Recorded data:
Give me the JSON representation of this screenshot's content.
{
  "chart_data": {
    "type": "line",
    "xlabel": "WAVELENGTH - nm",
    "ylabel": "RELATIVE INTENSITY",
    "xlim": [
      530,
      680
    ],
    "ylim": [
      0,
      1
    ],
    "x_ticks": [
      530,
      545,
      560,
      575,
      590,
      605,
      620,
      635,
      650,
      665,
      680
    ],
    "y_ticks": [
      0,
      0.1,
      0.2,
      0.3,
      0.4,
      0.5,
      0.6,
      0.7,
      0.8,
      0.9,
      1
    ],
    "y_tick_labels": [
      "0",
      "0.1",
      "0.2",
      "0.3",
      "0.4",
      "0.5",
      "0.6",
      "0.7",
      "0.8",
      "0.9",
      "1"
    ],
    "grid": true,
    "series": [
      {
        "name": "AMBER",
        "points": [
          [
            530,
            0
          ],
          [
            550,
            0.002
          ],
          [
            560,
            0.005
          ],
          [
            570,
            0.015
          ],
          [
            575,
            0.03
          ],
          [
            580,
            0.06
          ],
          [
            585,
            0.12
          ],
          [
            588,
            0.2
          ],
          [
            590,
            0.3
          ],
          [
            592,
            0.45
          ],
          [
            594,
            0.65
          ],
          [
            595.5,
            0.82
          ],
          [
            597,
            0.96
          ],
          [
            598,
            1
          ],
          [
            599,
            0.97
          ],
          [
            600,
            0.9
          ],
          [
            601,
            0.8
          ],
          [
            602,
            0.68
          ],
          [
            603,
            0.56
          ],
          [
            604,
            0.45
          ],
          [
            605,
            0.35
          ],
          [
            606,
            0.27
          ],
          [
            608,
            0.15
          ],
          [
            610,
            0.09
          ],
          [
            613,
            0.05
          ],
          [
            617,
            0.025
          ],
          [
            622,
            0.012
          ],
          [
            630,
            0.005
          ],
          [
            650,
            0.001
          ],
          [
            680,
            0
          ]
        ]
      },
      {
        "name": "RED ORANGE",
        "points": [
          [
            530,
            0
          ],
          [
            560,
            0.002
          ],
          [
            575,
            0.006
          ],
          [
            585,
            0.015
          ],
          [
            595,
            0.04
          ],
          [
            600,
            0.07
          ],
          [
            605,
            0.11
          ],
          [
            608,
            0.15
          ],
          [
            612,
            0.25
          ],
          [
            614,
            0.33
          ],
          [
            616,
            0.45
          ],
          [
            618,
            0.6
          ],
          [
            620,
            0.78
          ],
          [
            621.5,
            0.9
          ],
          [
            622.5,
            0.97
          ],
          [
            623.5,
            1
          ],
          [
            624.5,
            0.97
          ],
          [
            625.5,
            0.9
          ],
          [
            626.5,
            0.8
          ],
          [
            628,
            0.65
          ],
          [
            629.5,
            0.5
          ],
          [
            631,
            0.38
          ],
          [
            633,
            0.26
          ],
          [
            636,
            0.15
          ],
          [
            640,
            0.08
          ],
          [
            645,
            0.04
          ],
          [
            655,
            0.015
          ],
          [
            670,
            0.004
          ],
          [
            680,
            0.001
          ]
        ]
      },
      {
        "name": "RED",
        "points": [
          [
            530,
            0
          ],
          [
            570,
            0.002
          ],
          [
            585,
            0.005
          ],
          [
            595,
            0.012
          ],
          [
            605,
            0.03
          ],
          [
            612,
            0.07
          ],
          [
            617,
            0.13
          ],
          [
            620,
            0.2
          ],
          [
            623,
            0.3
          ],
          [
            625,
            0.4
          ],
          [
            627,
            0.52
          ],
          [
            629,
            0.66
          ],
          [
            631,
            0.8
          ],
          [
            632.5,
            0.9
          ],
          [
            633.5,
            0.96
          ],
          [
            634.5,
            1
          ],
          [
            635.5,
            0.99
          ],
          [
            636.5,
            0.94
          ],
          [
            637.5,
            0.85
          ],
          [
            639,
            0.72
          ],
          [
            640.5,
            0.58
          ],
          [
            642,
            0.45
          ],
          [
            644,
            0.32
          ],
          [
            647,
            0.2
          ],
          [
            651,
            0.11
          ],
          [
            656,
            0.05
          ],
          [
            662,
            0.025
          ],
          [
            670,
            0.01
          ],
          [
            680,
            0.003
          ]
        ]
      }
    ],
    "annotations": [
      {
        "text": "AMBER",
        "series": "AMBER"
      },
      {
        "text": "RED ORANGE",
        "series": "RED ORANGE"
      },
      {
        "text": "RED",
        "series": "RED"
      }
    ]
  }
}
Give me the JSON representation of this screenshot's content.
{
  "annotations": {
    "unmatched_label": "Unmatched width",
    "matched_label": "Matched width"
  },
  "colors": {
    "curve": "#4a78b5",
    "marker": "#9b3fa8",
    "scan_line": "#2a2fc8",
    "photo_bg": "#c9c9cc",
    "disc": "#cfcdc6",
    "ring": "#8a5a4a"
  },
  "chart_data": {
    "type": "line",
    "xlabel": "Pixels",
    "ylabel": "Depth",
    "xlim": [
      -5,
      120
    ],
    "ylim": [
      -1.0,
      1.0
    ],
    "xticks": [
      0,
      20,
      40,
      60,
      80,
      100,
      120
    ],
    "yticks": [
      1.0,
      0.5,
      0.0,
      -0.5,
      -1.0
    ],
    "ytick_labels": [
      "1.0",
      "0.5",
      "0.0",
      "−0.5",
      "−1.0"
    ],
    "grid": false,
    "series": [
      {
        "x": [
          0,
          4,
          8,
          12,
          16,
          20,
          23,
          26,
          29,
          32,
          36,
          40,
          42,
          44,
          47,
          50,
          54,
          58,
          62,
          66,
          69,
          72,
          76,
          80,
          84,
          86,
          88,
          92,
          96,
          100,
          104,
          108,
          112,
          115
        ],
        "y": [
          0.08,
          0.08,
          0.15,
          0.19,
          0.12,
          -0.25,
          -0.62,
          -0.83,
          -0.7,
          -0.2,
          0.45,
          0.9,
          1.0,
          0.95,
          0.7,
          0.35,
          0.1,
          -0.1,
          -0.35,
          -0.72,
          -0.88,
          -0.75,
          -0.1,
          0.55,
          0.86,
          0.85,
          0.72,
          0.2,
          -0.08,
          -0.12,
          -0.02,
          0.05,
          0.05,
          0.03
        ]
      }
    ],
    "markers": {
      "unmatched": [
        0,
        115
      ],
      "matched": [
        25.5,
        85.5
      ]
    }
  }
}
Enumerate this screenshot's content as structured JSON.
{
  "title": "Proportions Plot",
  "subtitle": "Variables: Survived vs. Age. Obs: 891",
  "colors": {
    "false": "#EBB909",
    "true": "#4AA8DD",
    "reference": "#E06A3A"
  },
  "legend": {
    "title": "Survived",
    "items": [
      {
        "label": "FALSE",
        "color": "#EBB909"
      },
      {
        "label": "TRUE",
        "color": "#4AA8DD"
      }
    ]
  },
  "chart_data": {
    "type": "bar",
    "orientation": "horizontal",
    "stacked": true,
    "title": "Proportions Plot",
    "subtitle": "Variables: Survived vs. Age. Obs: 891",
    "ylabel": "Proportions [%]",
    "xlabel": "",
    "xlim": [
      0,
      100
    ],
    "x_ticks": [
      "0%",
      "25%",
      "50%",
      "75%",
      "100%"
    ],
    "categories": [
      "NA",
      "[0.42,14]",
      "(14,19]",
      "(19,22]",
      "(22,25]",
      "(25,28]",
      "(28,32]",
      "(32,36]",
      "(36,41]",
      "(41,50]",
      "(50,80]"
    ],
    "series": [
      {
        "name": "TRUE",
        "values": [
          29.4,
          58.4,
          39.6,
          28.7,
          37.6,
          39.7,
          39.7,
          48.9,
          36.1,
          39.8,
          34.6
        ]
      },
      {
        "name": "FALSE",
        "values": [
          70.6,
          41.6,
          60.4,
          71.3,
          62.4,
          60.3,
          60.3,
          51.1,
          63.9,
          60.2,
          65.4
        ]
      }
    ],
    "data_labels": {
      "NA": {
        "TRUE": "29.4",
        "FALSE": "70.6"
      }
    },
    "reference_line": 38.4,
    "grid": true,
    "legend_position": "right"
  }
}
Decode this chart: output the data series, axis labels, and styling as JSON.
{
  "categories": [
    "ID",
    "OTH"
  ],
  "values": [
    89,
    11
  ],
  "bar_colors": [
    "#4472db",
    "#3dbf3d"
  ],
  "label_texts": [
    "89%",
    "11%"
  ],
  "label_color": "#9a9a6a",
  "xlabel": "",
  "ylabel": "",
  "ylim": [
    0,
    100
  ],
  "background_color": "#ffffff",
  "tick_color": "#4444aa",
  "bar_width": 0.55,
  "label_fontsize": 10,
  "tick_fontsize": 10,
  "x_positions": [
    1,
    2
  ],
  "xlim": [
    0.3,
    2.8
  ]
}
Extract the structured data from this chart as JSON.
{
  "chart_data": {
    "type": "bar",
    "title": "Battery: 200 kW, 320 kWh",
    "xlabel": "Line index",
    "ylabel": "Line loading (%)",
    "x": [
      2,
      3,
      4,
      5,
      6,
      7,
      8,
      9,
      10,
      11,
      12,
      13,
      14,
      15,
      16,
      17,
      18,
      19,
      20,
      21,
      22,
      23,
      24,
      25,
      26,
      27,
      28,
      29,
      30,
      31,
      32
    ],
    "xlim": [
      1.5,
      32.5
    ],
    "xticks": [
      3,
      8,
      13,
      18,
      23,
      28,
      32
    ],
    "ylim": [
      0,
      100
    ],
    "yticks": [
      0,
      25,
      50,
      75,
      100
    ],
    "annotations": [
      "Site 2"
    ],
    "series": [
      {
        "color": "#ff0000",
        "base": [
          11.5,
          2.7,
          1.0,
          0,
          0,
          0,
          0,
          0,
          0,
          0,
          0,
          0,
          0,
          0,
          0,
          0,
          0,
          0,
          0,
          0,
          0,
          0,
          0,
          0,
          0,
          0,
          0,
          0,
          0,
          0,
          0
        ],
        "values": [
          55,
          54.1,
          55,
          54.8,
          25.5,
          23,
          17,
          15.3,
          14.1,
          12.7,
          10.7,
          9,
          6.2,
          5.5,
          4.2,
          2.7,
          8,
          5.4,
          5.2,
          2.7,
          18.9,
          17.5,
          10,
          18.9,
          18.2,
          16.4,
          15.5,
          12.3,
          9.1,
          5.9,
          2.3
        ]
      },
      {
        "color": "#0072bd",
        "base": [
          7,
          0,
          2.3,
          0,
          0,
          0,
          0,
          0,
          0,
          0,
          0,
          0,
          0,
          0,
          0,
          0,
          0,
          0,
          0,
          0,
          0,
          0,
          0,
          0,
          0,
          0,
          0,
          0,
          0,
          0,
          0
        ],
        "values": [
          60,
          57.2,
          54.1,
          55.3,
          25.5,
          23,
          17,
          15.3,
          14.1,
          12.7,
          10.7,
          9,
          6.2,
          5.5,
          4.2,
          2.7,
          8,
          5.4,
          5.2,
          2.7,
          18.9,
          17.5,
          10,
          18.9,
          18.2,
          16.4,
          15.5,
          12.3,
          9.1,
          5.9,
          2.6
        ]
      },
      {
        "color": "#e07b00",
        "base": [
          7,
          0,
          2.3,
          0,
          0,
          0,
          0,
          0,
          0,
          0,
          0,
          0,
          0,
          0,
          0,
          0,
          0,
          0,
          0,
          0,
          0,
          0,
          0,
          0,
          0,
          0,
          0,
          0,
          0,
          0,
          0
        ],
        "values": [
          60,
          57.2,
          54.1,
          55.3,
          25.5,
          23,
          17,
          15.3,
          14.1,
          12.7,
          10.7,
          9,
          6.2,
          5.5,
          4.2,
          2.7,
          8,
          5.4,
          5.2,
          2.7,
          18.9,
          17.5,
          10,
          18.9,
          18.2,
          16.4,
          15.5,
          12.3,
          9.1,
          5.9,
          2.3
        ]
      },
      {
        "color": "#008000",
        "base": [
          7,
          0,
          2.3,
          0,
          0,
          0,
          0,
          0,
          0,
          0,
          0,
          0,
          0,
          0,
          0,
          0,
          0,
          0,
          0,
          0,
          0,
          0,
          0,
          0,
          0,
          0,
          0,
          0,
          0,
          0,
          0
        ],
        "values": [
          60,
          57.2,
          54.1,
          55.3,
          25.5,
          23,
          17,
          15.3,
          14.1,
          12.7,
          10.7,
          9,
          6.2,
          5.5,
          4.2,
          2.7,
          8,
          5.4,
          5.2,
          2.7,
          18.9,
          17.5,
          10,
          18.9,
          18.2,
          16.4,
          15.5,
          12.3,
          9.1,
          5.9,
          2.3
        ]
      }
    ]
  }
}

§ **Prompt**:
Scan the listing above and identify each line holding the string "structured"; copy every such line.

§ **Output for this task**:
Enumerate this screenshot's content as structured JSON.
Extract the structured data from this chart as JSON.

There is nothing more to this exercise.